# [Written exercise]
Look for "творческой" in the listing below. Gather each line that contains it.

__________________________________________________

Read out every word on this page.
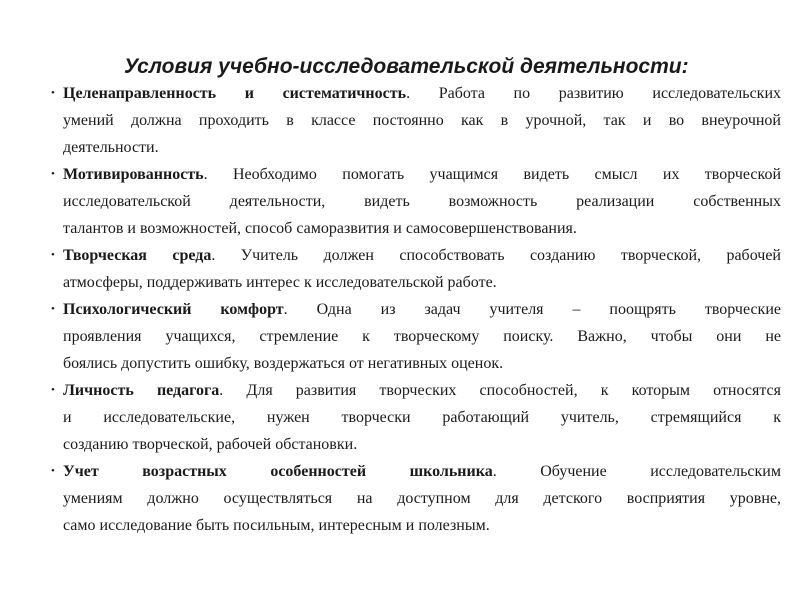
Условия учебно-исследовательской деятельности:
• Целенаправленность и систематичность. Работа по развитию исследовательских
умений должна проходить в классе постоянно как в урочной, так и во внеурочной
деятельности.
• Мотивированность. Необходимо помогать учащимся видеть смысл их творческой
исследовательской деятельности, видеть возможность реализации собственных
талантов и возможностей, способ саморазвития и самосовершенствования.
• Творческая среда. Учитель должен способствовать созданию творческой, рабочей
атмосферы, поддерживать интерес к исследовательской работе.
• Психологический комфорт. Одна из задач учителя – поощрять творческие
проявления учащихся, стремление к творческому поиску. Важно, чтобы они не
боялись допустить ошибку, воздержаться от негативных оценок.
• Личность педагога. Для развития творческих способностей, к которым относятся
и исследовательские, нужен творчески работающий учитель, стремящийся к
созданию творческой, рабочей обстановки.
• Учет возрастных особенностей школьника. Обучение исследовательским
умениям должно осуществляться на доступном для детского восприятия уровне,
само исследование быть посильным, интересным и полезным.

__________________________________________________

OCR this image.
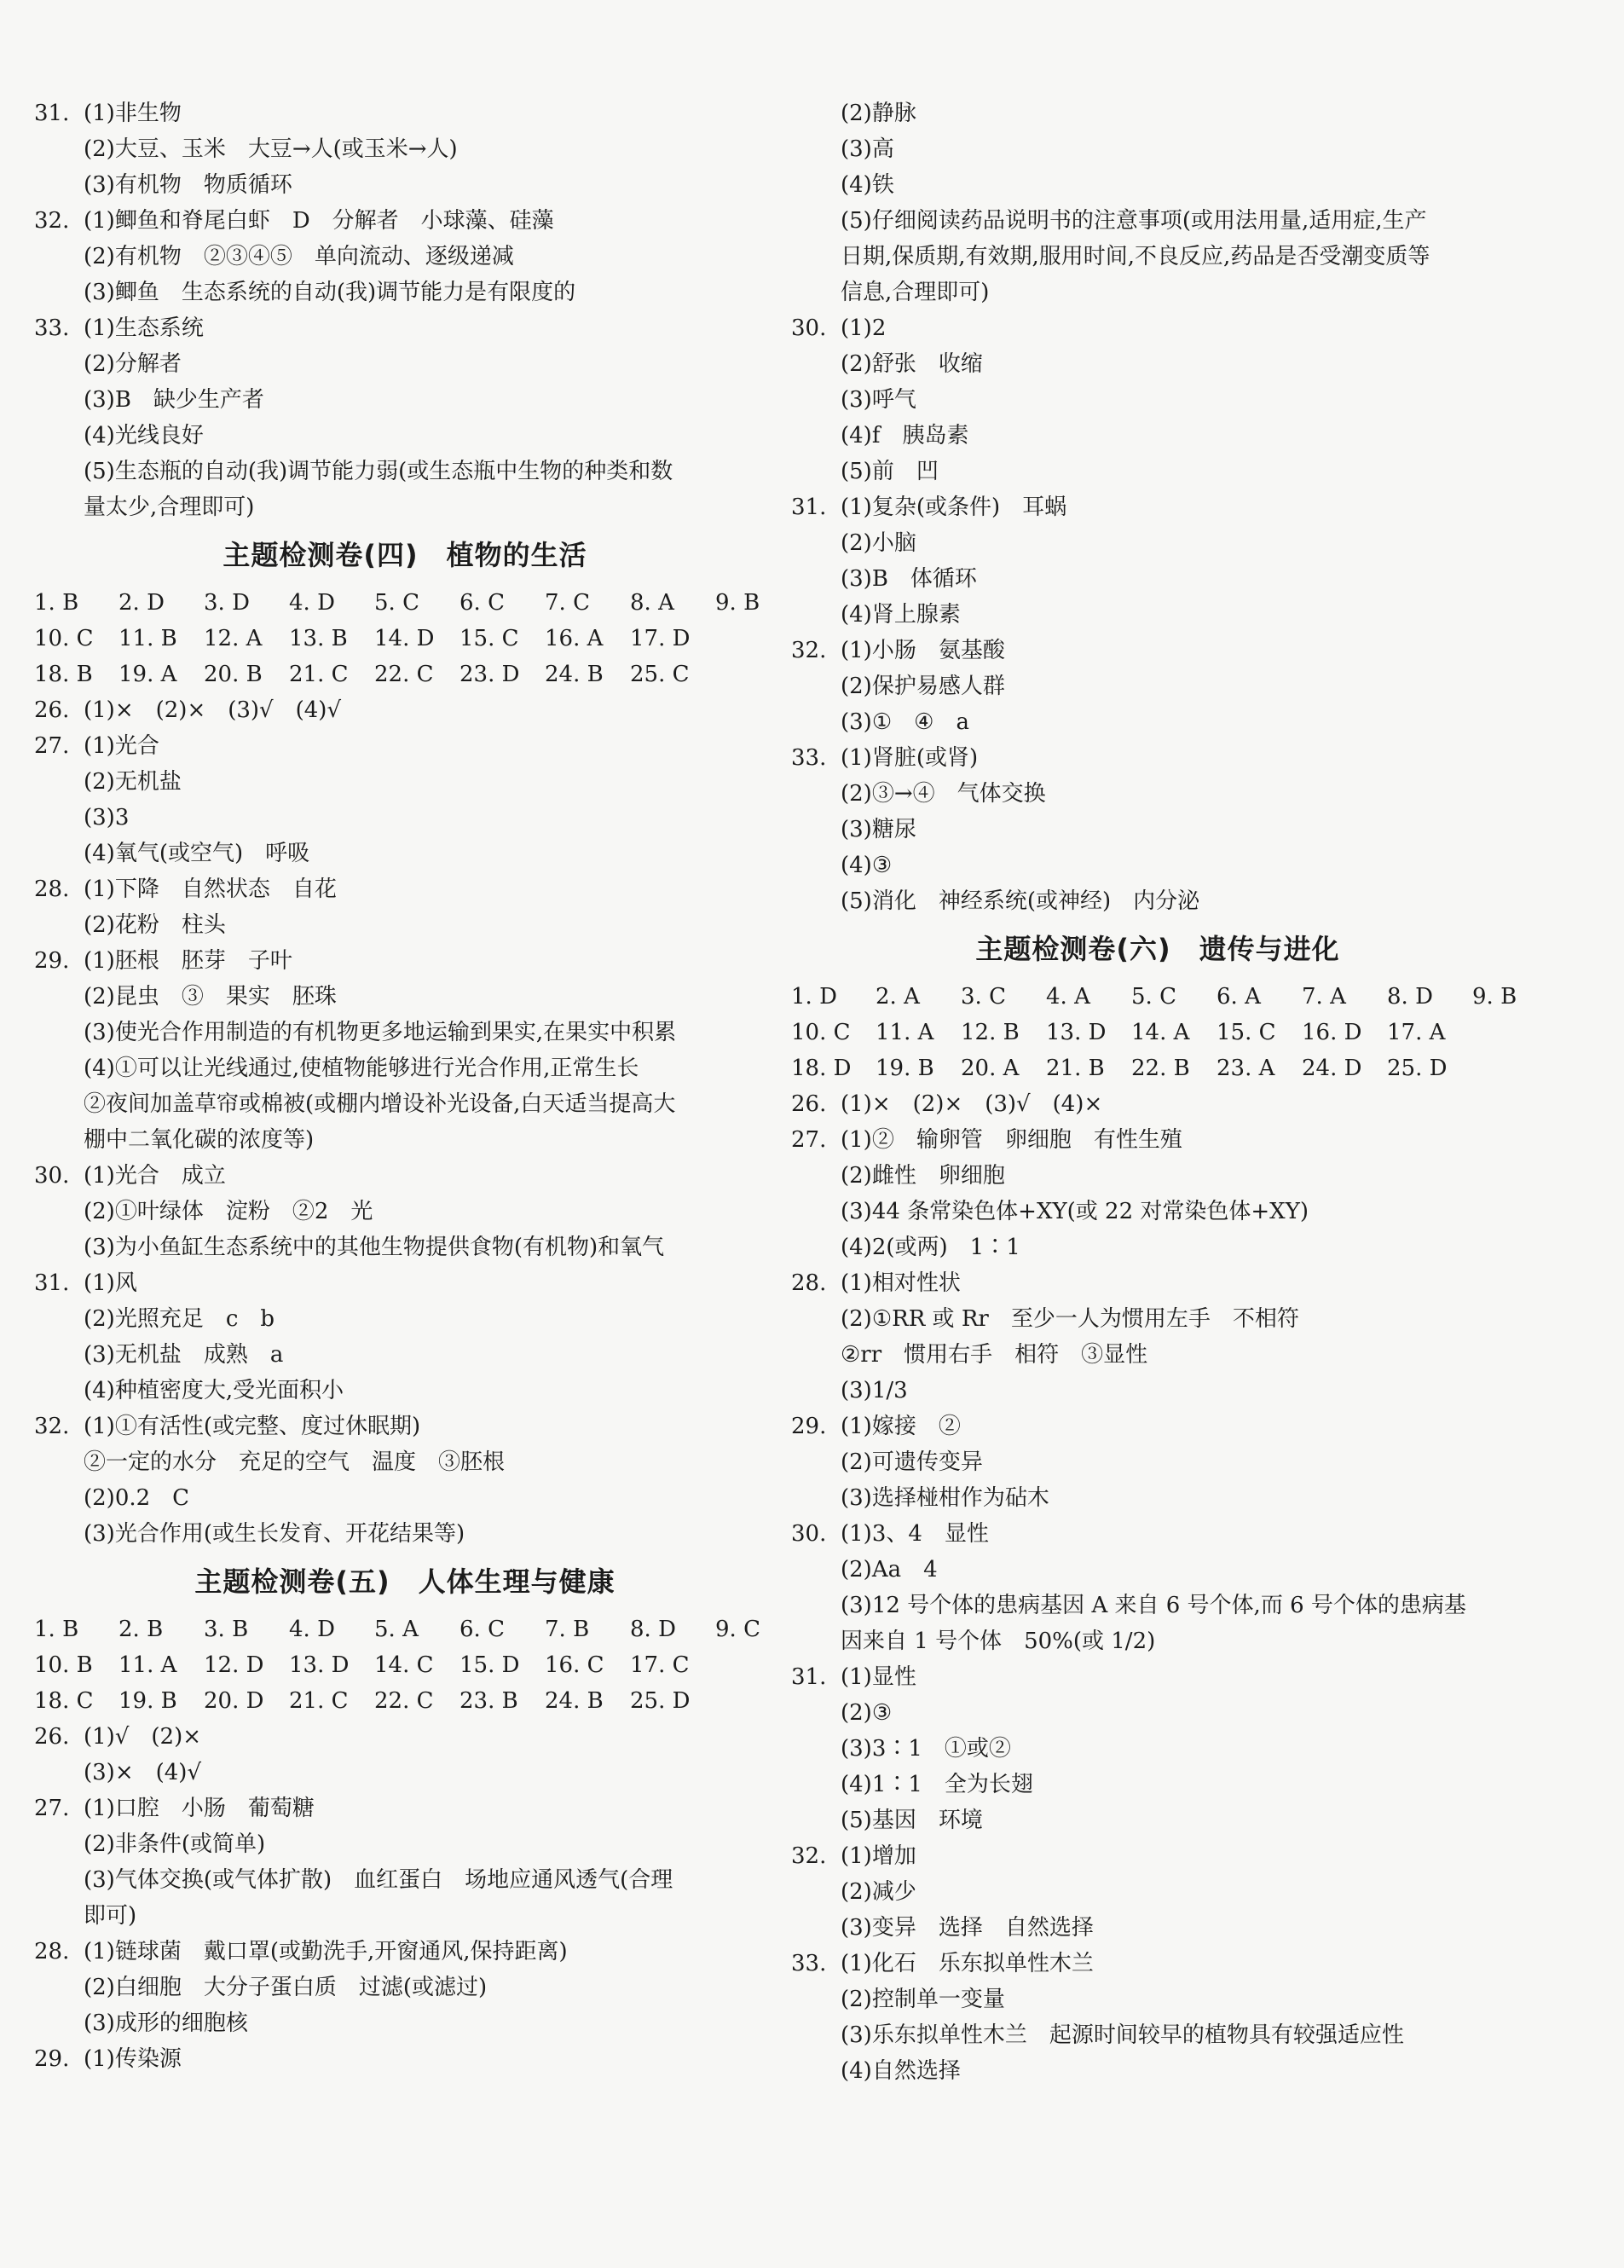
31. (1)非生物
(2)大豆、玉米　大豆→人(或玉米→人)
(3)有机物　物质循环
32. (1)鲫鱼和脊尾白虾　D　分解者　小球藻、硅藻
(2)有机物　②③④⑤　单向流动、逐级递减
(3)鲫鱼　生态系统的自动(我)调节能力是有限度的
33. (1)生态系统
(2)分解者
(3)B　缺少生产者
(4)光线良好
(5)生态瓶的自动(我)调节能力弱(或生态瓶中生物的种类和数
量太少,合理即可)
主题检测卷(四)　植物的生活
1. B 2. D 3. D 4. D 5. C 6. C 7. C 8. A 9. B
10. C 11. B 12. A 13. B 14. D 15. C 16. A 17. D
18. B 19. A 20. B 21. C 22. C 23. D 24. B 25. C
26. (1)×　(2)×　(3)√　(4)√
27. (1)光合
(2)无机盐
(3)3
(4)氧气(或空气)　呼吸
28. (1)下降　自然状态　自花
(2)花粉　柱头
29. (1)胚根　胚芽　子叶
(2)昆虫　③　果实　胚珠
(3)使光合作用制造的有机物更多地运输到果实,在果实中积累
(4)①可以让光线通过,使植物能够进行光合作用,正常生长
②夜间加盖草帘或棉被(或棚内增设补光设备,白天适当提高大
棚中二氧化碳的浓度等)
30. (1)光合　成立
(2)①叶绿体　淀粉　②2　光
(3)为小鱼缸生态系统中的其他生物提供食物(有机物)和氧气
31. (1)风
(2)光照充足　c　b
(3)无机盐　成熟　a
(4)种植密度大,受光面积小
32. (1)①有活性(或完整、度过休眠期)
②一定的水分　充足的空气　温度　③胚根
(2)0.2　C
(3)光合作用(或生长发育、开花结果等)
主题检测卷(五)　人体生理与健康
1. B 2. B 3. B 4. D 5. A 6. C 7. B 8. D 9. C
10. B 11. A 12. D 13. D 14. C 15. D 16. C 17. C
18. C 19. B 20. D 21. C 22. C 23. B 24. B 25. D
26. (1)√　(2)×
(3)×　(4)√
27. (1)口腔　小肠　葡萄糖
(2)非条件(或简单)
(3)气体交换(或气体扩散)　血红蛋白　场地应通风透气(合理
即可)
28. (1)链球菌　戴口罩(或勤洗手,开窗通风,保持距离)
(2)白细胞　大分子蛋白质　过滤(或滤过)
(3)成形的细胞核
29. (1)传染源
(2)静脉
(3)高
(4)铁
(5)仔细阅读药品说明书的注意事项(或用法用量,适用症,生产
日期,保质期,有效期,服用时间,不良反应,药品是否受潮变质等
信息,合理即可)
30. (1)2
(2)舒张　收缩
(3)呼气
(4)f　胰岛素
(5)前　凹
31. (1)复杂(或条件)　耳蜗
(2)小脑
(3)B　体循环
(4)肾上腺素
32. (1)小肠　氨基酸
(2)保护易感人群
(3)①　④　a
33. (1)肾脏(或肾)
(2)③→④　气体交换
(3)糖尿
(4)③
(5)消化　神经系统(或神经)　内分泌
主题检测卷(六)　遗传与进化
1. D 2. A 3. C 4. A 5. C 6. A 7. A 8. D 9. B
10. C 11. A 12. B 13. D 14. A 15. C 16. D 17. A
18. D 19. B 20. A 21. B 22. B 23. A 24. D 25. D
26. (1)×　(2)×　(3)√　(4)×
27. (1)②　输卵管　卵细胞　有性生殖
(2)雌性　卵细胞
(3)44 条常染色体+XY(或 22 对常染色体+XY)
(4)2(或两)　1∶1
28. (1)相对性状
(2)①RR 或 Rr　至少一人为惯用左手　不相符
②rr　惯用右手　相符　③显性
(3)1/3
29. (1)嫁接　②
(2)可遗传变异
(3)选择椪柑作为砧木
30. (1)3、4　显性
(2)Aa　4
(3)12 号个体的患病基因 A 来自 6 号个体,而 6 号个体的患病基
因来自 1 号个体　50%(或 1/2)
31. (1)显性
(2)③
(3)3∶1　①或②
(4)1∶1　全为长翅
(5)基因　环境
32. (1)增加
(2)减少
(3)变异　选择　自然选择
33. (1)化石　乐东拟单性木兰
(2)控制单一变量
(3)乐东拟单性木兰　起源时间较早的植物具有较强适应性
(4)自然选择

__________________________________________________

# [Answer to this exercise]
• Мотивированность. Необходимо помогать учащимся видеть смысл их творческой
• Творческая среда. Учитель должен способствовать созданию творческой, рабочей
созданию творческой, рабочей обстановки.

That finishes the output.